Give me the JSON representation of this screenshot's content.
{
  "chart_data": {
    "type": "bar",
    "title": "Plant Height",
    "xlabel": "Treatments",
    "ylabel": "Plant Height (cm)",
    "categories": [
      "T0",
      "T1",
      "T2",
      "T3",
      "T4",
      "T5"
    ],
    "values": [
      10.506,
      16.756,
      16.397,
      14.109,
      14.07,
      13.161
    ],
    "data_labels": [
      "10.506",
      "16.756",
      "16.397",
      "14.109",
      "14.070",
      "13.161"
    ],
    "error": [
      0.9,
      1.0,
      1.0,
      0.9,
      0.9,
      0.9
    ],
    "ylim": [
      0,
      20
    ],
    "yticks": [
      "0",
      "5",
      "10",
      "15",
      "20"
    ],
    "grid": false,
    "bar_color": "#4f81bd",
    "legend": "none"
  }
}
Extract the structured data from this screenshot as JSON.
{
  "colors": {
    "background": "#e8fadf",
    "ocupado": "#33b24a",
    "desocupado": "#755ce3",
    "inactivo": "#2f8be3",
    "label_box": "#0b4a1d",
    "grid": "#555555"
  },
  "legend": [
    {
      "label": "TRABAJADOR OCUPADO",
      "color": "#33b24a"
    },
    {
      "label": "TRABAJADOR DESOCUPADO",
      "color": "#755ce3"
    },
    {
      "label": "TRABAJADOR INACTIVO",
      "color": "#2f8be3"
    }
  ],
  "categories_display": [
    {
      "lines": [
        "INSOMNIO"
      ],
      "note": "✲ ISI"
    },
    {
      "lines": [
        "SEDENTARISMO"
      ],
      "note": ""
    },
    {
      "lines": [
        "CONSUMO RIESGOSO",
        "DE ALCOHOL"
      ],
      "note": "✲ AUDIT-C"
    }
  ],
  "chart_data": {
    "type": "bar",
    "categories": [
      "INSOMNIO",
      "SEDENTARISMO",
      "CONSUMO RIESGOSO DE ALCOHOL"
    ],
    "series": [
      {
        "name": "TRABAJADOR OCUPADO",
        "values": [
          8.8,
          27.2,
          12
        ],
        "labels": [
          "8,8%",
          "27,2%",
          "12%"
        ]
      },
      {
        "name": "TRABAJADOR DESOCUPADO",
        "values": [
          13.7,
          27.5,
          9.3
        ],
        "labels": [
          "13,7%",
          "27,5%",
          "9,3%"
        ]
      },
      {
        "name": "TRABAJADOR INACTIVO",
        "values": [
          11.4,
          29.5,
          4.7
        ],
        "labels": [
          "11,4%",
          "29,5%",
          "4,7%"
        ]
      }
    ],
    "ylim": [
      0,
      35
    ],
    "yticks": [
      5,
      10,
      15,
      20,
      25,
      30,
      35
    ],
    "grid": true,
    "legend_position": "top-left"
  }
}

◆ ◆ ◆ ◆

JOB =
Copy out the whole listing exactly as written.

EXERCISE ANSWER =
Give me the JSON representation of this screenshot's content.
{
  "chart_data": {
    "type": "bar",
    "title": "Plant Height",
    "xlabel": "Treatments",
    "ylabel": "Plant Height (cm)",
    "categories": [
      "T0",
      "T1",
      "T2",
      "T3",
      "T4",
      "T5"
    ],
    "values": [
      10.506,
      16.756,
      16.397,
      14.109,
      14.07,
      13.161
    ],
    "data_labels": [
      "10.506",
      "16.756",
      "16.397",
      "14.109",
      "14.070",
      "13.161"
    ],
    "error": [
      0.9,
      1.0,
      1.0,
      0.9,
      0.9,
      0.9
    ],
    "ylim": [
      0,
      20
    ],
    "yticks": [
      "0",
      "5",
      "10",
      "15",
      "20"
    ],
    "grid": false,
    "bar_color": "#4f81bd",
    "legend": "none"
  }
}
Extract the structured data from this screenshot as JSON.
{
  "colors": {
    "background": "#e8fadf",
    "ocupado": "#33b24a",
    "desocupado": "#755ce3",
    "inactivo": "#2f8be3",
    "label_box": "#0b4a1d",
    "grid": "#555555"
  },
  "legend": [
    {
      "label": "TRABAJADOR OCUPADO",
      "color": "#33b24a"
    },
    {
      "label": "TRABAJADOR DESOCUPADO",
      "color": "#755ce3"
    },
    {
      "label": "TRABAJADOR INACTIVO",
      "color": "#2f8be3"
    }
  ],
  "categories_display": [
    {
      "lines": [
        "INSOMNIO"
      ],
      "note": "✲ ISI"
    },
    {
      "lines": [
        "SEDENTARISMO"
      ],
      "note": ""
    },
    {
      "lines": [
        "CONSUMO RIESGOSO",
        "DE ALCOHOL"
      ],
      "note": "✲ AUDIT-C"
    }
  ],
  "chart_data": {
    "type": "bar",
    "categories": [
      "INSOMNIO",
      "SEDENTARISMO",
      "CONSUMO RIESGOSO DE ALCOHOL"
    ],
    "series": [
      {
        "name": "TRABAJADOR OCUPADO",
        "values": [
          8.8,
          27.2,
          12
        ],
        "labels": [
          "8,8%",
          "27,2%",
          "12%"
        ]
      },
      {
        "name": "TRABAJADOR DESOCUPADO",
        "values": [
          13.7,
          27.5,
          9.3
        ],
        "labels": [
          "13,7%",
          "27,5%",
          "9,3%"
        ]
      },
      {
        "name": "TRABAJADOR INACTIVO",
        "values": [
          11.4,
          29.5,
          4.7
        ],
        "labels": [
          "11,4%",
          "29,5%",
          "4,7%"
        ]
      }
    ],
    "ylim": [
      0,
      35
    ],
    "yticks": [
      5,
      10,
      15,
      20,
      25,
      30,
      35
    ],
    "grid": true,
    "legend_position": "top-left"
  }
}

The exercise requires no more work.